- PROBLEM DETAILS -
Among the lines below, list those containing the string "labels".

- RECORDS FOR PROCESSING -
__________

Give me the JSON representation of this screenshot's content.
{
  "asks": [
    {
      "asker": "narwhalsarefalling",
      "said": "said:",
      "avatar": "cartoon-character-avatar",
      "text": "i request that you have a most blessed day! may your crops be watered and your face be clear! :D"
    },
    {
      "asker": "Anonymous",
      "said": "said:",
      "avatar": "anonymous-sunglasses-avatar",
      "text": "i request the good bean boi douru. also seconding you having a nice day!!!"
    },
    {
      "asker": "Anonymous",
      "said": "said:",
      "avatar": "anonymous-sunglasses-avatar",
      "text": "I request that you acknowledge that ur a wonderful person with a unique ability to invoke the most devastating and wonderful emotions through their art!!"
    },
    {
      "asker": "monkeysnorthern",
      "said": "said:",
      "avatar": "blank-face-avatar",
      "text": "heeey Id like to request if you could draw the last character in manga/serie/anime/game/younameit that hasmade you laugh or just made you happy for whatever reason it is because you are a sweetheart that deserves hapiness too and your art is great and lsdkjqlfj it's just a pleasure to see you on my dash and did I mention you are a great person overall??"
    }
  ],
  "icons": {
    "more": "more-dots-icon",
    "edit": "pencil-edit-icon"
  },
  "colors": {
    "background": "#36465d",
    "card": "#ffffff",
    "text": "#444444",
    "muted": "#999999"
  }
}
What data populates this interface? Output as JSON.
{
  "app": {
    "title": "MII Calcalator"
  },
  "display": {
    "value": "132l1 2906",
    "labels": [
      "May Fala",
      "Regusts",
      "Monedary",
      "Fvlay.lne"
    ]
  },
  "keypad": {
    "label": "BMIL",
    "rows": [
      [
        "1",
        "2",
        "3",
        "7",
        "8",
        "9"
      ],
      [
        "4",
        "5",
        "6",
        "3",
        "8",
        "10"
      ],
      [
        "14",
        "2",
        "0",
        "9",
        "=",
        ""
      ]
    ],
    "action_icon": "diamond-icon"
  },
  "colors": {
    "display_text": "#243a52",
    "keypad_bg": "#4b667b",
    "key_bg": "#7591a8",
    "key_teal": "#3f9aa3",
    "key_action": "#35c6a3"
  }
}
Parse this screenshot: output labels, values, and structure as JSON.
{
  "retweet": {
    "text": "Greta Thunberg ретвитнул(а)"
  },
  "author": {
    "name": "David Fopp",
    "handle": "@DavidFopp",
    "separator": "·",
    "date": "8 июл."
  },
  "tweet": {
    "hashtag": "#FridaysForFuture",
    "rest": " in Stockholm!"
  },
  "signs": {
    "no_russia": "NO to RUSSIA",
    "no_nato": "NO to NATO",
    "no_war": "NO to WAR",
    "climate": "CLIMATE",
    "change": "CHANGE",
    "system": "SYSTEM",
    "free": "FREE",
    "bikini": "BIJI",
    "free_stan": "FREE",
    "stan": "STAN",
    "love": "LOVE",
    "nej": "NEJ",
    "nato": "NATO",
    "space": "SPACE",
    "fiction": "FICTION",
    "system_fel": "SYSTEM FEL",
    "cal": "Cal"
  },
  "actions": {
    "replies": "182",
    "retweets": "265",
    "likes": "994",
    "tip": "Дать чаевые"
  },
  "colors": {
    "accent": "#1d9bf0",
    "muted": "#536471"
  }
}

__________

- RESPONSE TO THIS TASK -
    "labels": [
Parse this screenshot: output labels, values, and structure as JSON.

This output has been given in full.